The function number of firms then determines how many firms can profitably enter: what is the highest number \(i\) such that profit(i)-f \(\geq 0\)?

def number_of_firms(profit,f): # profit is a function here
    for i in range(max_N+1): # if max_N = 5, we need range (0,1,2,3,4,5) = range(max_N+1)
        if profit(i+1)-f < 0:
            break
        else: continue
    return i

Bertrand competition with perfect substitutes¶

We consider perfect substitutes here: \(b=1\). With Betrand competition, perfect substitutes and constant marginal costs, a firm’s optimal response is: if the lowest price exceeds marginal costs, price somewhere between this price and your marginal costs. This is how we define reaction_B. Of course, if you are the only firm in the market (monopolist) there is no need to undercut opponents. With \(n=1\) the firm sets the price that maximizes profits (without competitors).

If the equilibrium price is given by \(p\) while there are \(n\) firms active, profits equal \(p(1-p)/n-c((1-p)/n)\).

The function profits_Bertrand gives profits as a function of \(n\); hence this function is passed to number_of_firms to determine the equilibrium number of firms.

The function price_Bertrand, first determines how many firms enter the industry and then the equilibrium price under Bertrand competition.

With \(f = 0.1\), the equilibrium price turns out to be 0.5.

What is this price?
Why don’t we find price equal to marginal costs?

b = 1.0

def reaction_B(i,vector_p):
    p = min(vector_p)
    if vector_p[i] >= p:
        reaction = c+0.5*(p-c)
    else:
        reaction = c
    return reaction

def vector_reaction(vector_p):
    if len(vector_p) == 1:
        react = optimize.fminbound(lambda x: -profit(x,0),0,1,full_output=1)[0]
    else:
        react = [reaction_B(i,vector_p) for i in range(len(vector_p))]
    return array(vector_p)-array(react)

> _Requirement 1_: Name every function defined with a def statement in the Bertrand competition excerpt.

> _Data provided_:
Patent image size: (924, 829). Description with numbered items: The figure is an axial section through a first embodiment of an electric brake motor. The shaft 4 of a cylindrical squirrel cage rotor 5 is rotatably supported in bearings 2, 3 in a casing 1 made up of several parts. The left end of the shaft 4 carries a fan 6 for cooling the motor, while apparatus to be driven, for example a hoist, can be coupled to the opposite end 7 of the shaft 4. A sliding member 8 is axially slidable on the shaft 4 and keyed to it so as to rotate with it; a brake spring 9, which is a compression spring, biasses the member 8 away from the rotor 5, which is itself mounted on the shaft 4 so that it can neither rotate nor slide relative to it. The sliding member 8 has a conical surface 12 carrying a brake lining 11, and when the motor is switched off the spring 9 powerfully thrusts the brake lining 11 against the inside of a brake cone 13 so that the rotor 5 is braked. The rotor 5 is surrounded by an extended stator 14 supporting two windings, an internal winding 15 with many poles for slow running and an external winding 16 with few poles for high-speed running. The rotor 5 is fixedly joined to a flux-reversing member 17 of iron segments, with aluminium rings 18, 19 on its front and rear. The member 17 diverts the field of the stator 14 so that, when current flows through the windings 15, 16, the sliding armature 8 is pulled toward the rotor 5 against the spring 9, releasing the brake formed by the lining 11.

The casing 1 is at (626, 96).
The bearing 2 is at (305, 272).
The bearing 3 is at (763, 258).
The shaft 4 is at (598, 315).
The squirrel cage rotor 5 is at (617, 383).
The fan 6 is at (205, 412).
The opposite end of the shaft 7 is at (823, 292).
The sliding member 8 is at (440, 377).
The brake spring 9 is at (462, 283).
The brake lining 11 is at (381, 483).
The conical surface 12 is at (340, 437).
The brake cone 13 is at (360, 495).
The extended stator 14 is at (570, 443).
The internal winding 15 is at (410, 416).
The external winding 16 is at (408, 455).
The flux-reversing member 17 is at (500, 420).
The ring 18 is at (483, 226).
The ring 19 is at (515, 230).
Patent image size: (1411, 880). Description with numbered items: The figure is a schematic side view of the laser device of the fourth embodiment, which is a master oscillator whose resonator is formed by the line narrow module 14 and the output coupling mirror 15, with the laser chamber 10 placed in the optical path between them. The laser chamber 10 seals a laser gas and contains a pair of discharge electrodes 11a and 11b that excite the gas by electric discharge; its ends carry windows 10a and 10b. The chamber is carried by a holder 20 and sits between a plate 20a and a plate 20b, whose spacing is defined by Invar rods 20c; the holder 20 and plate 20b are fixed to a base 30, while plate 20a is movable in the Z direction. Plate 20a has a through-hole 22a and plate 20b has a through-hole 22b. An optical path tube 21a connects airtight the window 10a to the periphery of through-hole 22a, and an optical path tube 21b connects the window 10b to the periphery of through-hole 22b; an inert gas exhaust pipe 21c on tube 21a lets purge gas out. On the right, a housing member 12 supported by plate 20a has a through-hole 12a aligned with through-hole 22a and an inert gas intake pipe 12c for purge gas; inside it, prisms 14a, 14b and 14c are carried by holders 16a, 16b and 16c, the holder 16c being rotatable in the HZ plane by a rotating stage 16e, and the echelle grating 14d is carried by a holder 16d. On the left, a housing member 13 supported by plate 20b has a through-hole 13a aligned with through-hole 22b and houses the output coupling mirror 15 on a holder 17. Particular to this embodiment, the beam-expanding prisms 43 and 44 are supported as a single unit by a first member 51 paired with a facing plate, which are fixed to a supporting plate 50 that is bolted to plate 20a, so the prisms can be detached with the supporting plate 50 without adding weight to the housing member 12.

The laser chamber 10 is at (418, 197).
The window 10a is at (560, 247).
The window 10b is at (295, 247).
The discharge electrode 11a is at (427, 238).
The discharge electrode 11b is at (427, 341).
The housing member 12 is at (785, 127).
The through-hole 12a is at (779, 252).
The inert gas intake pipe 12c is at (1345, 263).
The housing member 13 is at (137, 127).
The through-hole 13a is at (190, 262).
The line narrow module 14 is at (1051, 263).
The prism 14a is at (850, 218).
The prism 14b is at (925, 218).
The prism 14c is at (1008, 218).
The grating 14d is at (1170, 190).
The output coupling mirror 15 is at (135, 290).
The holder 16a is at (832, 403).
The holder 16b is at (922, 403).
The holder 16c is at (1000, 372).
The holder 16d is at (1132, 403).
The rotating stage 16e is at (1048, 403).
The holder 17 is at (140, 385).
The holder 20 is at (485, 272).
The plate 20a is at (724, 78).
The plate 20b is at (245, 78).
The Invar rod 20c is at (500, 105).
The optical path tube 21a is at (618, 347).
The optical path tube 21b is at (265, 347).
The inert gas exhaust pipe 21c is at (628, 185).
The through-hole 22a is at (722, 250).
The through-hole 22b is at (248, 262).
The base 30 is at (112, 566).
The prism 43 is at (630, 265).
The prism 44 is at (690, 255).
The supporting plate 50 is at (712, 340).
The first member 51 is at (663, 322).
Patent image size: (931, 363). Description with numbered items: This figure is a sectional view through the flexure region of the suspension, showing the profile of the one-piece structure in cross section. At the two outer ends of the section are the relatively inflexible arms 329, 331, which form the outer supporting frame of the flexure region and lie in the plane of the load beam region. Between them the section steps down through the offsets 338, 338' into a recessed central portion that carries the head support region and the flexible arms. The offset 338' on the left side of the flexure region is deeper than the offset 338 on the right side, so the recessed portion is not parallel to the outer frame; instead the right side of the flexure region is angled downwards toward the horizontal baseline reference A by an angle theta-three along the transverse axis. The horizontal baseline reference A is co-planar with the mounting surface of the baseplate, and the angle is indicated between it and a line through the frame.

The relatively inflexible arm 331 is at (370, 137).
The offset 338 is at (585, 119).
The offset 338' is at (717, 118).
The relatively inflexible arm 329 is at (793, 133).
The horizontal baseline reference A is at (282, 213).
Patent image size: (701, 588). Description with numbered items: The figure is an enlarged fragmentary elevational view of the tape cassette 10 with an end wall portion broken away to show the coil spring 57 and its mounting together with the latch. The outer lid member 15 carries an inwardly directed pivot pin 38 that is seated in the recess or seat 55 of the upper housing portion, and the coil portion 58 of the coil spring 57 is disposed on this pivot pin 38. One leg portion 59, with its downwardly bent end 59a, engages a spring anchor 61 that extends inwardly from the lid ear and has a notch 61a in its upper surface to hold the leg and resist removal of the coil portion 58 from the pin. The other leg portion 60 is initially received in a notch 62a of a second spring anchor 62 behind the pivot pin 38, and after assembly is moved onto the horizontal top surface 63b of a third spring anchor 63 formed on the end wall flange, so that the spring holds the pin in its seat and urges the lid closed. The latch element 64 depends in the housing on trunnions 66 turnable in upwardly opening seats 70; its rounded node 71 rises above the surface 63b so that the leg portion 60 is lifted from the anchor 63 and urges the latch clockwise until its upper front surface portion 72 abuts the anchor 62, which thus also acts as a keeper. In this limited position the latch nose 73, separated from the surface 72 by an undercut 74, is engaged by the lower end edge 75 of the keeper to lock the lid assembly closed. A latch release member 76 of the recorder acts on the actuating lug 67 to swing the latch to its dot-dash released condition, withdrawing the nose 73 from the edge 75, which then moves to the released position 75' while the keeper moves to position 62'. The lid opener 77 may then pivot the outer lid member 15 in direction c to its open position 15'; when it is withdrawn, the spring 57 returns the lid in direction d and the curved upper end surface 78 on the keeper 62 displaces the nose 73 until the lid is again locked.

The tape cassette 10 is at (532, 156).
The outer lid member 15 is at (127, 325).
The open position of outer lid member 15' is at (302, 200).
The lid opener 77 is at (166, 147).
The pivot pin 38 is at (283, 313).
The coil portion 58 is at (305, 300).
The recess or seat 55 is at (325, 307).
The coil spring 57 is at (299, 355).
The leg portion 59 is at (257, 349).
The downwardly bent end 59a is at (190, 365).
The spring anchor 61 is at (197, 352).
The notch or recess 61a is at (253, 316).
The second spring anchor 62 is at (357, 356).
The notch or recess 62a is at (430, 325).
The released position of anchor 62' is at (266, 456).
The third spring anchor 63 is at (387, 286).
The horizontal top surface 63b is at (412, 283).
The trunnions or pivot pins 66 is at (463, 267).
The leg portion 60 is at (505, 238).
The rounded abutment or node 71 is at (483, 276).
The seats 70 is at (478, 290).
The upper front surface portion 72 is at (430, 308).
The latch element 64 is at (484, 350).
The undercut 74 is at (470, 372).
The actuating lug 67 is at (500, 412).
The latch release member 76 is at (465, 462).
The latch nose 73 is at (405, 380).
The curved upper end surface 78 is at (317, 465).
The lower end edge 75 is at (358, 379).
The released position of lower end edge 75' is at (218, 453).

> _Requirement 2_: Please duplicate the entries starting at the line that has "Patent image size: (931, 363)." and stopping after the line that has "The relatively inflexible arm 329".

> _Full response 1_:
number_of_firms
reaction_B
vector_reaction

> _Full response 2_:
Patent image size: (931, 363). Description with numbered items: This figure is a sectional view through the flexure region of the suspension, showing the profile of the one-piece structure in cross section. At the two outer ends of the section are the relatively inflexible arms 329, 331, which form the outer supporting frame of the flexure region and lie in the plane of the load beam region. Between them the section steps down through the offsets 338, 338' into a recessed central portion that carries the head support region and the flexible arms. The offset 338' on the left side of the flexure region is deeper than the offset 338 on the right side, so the recessed portion is not parallel to the outer frame; instead the right side of the flexure region is angled downwards toward the horizontal baseline reference A by an angle theta-three along the transverse axis. The horizontal baseline reference A is co-planar with the mounting surface of the baseplate, and the angle is indicated between it and a line through the frame.

The relatively inflexible arm 331 is at (370, 137).
The offset 338 is at (585, 119).
The offset 338' is at (717, 118).
The relatively inflexible arm 329 is at (793, 133).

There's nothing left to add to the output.